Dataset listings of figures

------------------------------------------------

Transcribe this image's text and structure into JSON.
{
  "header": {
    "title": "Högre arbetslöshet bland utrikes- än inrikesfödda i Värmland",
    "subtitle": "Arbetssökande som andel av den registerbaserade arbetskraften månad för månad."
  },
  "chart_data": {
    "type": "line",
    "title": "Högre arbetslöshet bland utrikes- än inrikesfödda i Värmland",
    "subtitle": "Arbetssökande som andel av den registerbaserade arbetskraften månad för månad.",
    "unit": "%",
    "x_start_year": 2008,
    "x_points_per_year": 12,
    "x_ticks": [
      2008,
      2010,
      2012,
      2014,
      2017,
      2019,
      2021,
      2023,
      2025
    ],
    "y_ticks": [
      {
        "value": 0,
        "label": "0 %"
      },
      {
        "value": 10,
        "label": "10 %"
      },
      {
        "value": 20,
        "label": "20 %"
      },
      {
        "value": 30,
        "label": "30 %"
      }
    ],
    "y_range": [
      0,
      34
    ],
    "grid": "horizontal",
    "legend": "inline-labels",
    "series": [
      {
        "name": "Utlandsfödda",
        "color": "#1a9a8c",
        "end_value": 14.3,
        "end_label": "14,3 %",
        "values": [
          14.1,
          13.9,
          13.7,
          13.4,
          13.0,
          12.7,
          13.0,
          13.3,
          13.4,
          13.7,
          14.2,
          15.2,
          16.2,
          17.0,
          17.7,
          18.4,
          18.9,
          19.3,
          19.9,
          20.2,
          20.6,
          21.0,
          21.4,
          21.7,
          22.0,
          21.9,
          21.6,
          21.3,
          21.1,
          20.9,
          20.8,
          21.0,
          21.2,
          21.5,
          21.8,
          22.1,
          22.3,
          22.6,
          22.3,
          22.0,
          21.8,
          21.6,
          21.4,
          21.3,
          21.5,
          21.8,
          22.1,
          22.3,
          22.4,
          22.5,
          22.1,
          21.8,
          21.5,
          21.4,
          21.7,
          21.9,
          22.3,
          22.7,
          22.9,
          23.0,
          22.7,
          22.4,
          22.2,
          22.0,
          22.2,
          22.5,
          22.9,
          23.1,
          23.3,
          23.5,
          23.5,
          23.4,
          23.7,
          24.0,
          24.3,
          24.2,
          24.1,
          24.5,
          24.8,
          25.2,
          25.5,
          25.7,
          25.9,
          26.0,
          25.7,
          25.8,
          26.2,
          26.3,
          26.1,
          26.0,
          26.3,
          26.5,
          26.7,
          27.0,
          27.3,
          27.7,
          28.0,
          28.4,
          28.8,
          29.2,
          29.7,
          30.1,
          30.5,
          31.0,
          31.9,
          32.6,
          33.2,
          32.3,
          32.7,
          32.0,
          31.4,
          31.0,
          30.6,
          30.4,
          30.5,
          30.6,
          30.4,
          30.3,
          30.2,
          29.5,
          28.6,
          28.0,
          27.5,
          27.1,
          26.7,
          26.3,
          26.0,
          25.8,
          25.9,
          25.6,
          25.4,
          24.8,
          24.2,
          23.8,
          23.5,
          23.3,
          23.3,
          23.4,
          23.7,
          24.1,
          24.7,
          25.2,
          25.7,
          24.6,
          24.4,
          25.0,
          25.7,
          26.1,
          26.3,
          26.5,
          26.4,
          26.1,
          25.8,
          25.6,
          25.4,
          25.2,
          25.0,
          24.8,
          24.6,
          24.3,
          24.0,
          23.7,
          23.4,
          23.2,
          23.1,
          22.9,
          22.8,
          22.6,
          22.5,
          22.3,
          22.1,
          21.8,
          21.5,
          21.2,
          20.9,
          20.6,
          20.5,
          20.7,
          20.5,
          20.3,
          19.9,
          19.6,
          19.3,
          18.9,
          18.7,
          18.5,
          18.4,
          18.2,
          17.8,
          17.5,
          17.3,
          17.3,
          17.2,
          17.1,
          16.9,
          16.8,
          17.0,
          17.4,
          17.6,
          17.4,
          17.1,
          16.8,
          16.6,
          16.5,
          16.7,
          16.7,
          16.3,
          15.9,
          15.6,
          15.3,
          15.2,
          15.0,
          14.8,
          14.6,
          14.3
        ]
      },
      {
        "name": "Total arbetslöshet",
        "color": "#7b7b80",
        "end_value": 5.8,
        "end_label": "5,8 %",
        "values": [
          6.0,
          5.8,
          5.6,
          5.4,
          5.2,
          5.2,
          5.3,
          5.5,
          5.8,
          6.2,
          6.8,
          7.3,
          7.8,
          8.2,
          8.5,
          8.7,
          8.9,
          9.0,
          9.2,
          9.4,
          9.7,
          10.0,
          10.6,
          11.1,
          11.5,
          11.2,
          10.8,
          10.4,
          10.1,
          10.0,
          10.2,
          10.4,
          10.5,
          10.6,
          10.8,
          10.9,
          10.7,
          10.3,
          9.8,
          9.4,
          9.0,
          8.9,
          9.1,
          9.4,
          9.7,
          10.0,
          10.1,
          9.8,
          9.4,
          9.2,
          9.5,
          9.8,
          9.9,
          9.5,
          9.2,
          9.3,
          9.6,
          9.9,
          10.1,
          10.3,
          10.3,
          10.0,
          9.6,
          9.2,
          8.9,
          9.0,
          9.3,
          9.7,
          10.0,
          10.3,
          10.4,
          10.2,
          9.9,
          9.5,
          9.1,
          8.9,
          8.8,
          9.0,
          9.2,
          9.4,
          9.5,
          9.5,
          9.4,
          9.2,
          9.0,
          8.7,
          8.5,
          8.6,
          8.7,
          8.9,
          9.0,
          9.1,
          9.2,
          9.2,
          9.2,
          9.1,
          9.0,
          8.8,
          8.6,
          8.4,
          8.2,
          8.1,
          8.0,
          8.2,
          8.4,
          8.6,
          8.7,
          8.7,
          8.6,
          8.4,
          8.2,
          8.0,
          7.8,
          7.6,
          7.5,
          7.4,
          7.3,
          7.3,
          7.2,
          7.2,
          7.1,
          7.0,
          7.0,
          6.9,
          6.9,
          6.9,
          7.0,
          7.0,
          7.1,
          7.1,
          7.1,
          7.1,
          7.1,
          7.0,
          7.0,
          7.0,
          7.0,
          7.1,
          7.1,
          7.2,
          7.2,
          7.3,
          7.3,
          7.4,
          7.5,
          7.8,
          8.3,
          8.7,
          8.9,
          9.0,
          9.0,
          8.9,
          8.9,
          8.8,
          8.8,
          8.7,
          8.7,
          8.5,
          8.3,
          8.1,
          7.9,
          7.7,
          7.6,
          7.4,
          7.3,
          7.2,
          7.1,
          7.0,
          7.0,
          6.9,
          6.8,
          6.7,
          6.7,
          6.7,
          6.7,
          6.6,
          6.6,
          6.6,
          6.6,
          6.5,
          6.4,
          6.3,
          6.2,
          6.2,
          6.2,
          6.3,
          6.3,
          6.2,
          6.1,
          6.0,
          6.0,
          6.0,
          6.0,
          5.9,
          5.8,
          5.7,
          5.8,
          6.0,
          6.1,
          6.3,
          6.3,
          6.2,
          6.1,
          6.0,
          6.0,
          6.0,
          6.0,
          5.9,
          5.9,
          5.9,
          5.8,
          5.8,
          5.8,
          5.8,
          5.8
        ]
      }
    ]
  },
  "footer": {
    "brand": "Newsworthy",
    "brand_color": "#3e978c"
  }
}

------------------------------------------------

> [Goal]: Recite the full listing above exactly.

> [Task response]:
Transcribe this image's text and structure into JSON.
{
  "header": {
    "title": "Högre arbetslöshet bland utrikes- än inrikesfödda i Värmland",
    "subtitle": "Arbetssökande som andel av den registerbaserade arbetskraften månad för månad."
  },
  "chart_data": {
    "type": "line",
    "title": "Högre arbetslöshet bland utrikes- än inrikesfödda i Värmland",
    "subtitle": "Arbetssökande som andel av den registerbaserade arbetskraften månad för månad.",
    "unit": "%",
    "x_start_year": 2008,
    "x_points_per_year": 12,
    "x_ticks": [
      2008,
      2010,
      2012,
      2014,
      2017,
      2019,
      2021,
      2023,
      2025
    ],
    "y_ticks": [
      {
        "value": 0,
        "label": "0 %"
      },
      {
        "value": 10,
        "label": "10 %"
      },
      {
        "value": 20,
        "label": "20 %"
      },
      {
        "value": 30,
        "label": "30 %"
      }
    ],
    "y_range": [
      0,
      34
    ],
    "grid": "horizontal",
    "legend": "inline-labels",
    "series": [
      {
        "name": "Utlandsfödda",
        "color": "#1a9a8c",
        "end_value": 14.3,
        "end_label": "14,3 %",
        "values": [
          14.1,
          13.9,
          13.7,
          13.4,
          13.0,
          12.7,
          13.0,
          13.3,
          13.4,
          13.7,
          14.2,
          15.2,
          16.2,
          17.0,
          17.7,
          18.4,
          18.9,
          19.3,
          19.9,
          20.2,
          20.6,
          21.0,
          21.4,
          21.7,
          22.0,
          21.9,
          21.6,
          21.3,
          21.1,
          20.9,
          20.8,
          21.0,
          21.2,
          21.5,
          21.8,
          22.1,
          22.3,
          22.6,
          22.3,
          22.0,
          21.8,
          21.6,
          21.4,
          21.3,
          21.5,
          21.8,
          22.1,
          22.3,
          22.4,
          22.5,
          22.1,
          21.8,
          21.5,
          21.4,
          21.7,
          21.9,
          22.3,
          22.7,
          22.9,
          23.0,
          22.7,
          22.4,
          22.2,
          22.0,
          22.2,
          22.5,
          22.9,
          23.1,
          23.3,
          23.5,
          23.5,
          23.4,
          23.7,
          24.0,
          24.3,
          24.2,
          24.1,
          24.5,
          24.8,
          25.2,
          25.5,
          25.7,
          25.9,
          26.0,
          25.7,
          25.8,
          26.2,
          26.3,
          26.1,
          26.0,
          26.3,
          26.5,
          26.7,
          27.0,
          27.3,
          27.7,
          28.0,
          28.4,
          28.8,
          29.2,
          29.7,
          30.1,
          30.5,
          31.0,
          31.9,
          32.6,
          33.2,
          32.3,
          32.7,
          32.0,
          31.4,
          31.0,
          30.6,
          30.4,
          30.5,
          30.6,
          30.4,
          30.3,
          30.2,
          29.5,
          28.6,
          28.0,
          27.5,
          27.1,
          26.7,
          26.3,
          26.0,
          25.8,
          25.9,
          25.6,
          25.4,
          24.8,
          24.2,
          23.8,
          23.5,
          23.3,
          23.3,
          23.4,
          23.7,
          24.1,
          24.7,
          25.2,
          25.7,
          24.6,
          24.4,
          25.0,
          25.7,
          26.1,
          26.3,
          26.5,
          26.4,
          26.1,
          25.8,
          25.6,
          25.4,
          25.2,
          25.0,
          24.8,
          24.6,
          24.3,
          24.0,
          23.7,
          23.4,
          23.2,
          23.1,
          22.9,
          22.8,
          22.6,
          22.5,
          22.3,
          22.1,
          21.8,
          21.5,
          21.2,
          20.9,
          20.6,
          20.5,
          20.7,
          20.5,
          20.3,
          19.9,
          19.6,
          19.3,
          18.9,
          18.7,
          18.5,
          18.4,
          18.2,
          17.8,
          17.5,
          17.3,
          17.3,
          17.2,
          17.1,
          16.9,
          16.8,
          17.0,
          17.4,
          17.6,
          17.4,
          17.1,
          16.8,
          16.6,
          16.5,
          16.7,
          16.7,
          16.3,
          15.9,
          15.6,
          15.3,
          15.2,
          15.0,
          14.8,
          14.6,
          14.3
        ]
      },
      {
        "name": "Total arbetslöshet",
        "color": "#7b7b80",
        "end_value": 5.8,
        "end_label": "5,8 %",
        "values": [
          6.0,
          5.8,
          5.6,
          5.4,
          5.2,
          5.2,
          5.3,
          5.5,
          5.8,
          6.2,
          6.8,
          7.3,
          7.8,
          8.2,
          8.5,
          8.7,
          8.9,
          9.0,
          9.2,
          9.4,
          9.7,
          10.0,
          10.6,
          11.1,
          11.5,
          11.2,
          10.8,
          10.4,
          10.1,
          10.0,
          10.2,
          10.4,
          10.5,
          10.6,
          10.8,
          10.9,
          10.7,
          10.3,
          9.8,
          9.4,
          9.0,
          8.9,
          9.1,
          9.4,
          9.7,
          10.0,
          10.1,
          9.8,
          9.4,
          9.2,
          9.5,
          9.8,
          9.9,
          9.5,
          9.2,
          9.3,
          9.6,
          9.9,
          10.1,
          10.3,
          10.3,
          10.0,
          9.6,
          9.2,
          8.9,
          9.0,
          9.3,
          9.7,
          10.0,
          10.3,
          10.4,
          10.2,
          9.9,
          9.5,
          9.1,
          8.9,
          8.8,
          9.0,
          9.2,
          9.4,
          9.5,
          9.5,
          9.4,
          9.2,
          9.0,
          8.7,
          8.5,
          8.6,
          8.7,
          8.9,
          9.0,
          9.1,
          9.2,
          9.2,
          9.2,
          9.1,
          9.0,
          8.8,
          8.6,
          8.4,
          8.2,
          8.1,
          8.0,
          8.2,
          8.4,
          8.6,
          8.7,
          8.7,
          8.6,
          8.4,
          8.2,
          8.0,
          7.8,
          7.6,
          7.5,
          7.4,
          7.3,
          7.3,
          7.2,
          7.2,
          7.1,
          7.0,
          7.0,
          6.9,
          6.9,
          6.9,
          7.0,
          7.0,
          7.1,
          7.1,
          7.1,
          7.1,
          7.1,
          7.0,
          7.0,
          7.0,
          7.0,
          7.1,
          7.1,
          7.2,
          7.2,
          7.3,
          7.3,
          7.4,
          7.5,
          7.8,
          8.3,
          8.7,
          8.9,
          9.0,
          9.0,
          8.9,
          8.9,
          8.8,
          8.8,
          8.7,
          8.7,
          8.5,
          8.3,
          8.1,
          7.9,
          7.7,
          7.6,
          7.4,
          7.3,
          7.2,
          7.1,
          7.0,
          7.0,
          6.9,
          6.8,
          6.7,
          6.7,
          6.7,
          6.7,
          6.6,
          6.6,
          6.6,
          6.6,
          6.5,
          6.4,
          6.3,
          6.2,
          6.2,
          6.2,
          6.3,
          6.3,
          6.2,
          6.1,
          6.0,
          6.0,
          6.0,
          6.0,
          5.9,
          5.8,
          5.7,
          5.8,
          6.0,
          6.1,
          6.3,
          6.3,
          6.2,
          6.1,
          6.0,
          6.0,
          6.0,
          6.0,
          5.9,
          5.9,
          5.9,
          5.8,
          5.8,
          5.8,
          5.8,
          5.8
        ]
      }
    ]
  },
  "footer": {
    "brand": "Newsworthy",
    "brand_color": "#3e978c"
  }
}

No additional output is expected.